Please give the listing again, word for word, with nothing left out.

Data entries
▬▬▬▬▬▬▬▬▬▬
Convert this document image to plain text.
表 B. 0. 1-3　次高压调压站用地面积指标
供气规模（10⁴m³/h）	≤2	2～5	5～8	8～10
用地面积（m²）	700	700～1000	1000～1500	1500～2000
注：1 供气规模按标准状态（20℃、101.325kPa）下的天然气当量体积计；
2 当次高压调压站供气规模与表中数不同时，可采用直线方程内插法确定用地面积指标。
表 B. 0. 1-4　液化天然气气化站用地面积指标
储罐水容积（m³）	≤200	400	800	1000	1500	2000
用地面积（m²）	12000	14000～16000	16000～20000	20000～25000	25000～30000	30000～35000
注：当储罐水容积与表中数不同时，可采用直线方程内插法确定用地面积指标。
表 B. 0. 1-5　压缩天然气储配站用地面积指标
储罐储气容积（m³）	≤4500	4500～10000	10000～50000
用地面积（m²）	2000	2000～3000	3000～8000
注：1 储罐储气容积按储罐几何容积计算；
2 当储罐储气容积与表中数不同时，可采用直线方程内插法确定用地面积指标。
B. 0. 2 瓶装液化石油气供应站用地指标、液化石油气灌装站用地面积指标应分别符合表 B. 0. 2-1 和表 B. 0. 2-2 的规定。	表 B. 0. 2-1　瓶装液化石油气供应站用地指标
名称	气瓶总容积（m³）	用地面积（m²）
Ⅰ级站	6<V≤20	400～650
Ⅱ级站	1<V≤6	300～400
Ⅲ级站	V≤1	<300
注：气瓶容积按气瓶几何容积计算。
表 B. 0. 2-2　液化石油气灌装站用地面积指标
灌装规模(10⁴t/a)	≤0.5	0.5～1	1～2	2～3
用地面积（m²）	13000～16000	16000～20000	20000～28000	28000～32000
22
▬▬▬▬▬▬▬▬▬▬
_Result of this exercise:_
Convert this document image to plain text.
表 B. 0. 1-3　次高压调压站用地面积指标
供气规模（10⁴m³/h）	≤2	2～5	5～8	8～10
用地面积（m²）	700	700～1000	1000～1500	1500～2000
注：1 供气规模按标准状态（20℃、101.325kPa）下的天然气当量体积计；
2 当次高压调压站供气规模与表中数不同时，可采用直线方程内插法确定用地面积指标。
表 B. 0. 1-4　液化天然气气化站用地面积指标
储罐水容积（m³）	≤200	400	800	1000	1500	2000
用地面积（m²）	12000	14000～16000	16000～20000	20000～25000	25000～30000	30000～35000
注：当储罐水容积与表中数不同时，可采用直线方程内插法确定用地面积指标。
表 B. 0. 1-5　压缩天然气储配站用地面积指标
储罐储气容积（m³）	≤4500	4500～10000	10000～50000
用地面积（m²）	2000	2000～3000	3000～8000
注：1 储罐储气容积按储罐几何容积计算；
2 当储罐储气容积与表中数不同时，可采用直线方程内插法确定用地面积指标。
B. 0. 2 瓶装液化石油气供应站用地指标、液化石油气灌装站用地面积指标应分别符合表 B. 0. 2-1 和表 B. 0. 2-2 的规定。	表 B. 0. 2-1　瓶装液化石油气供应站用地指标
名称	气瓶总容积（m³）	用地面积（m²）
Ⅰ级站	6<V≤20	400～650
Ⅱ级站	1<V≤6	300～400
Ⅲ级站	V≤1	<300
注：气瓶容积按气瓶几何容积计算。
表 B. 0. 2-2　液化石油气灌装站用地面积指标
灌装规模(10⁴t/a)	≤0.5	0.5～1	1～2	2～3
用地面积（m²）	13000～16000	16000～20000	20000～28000	28000～32000
22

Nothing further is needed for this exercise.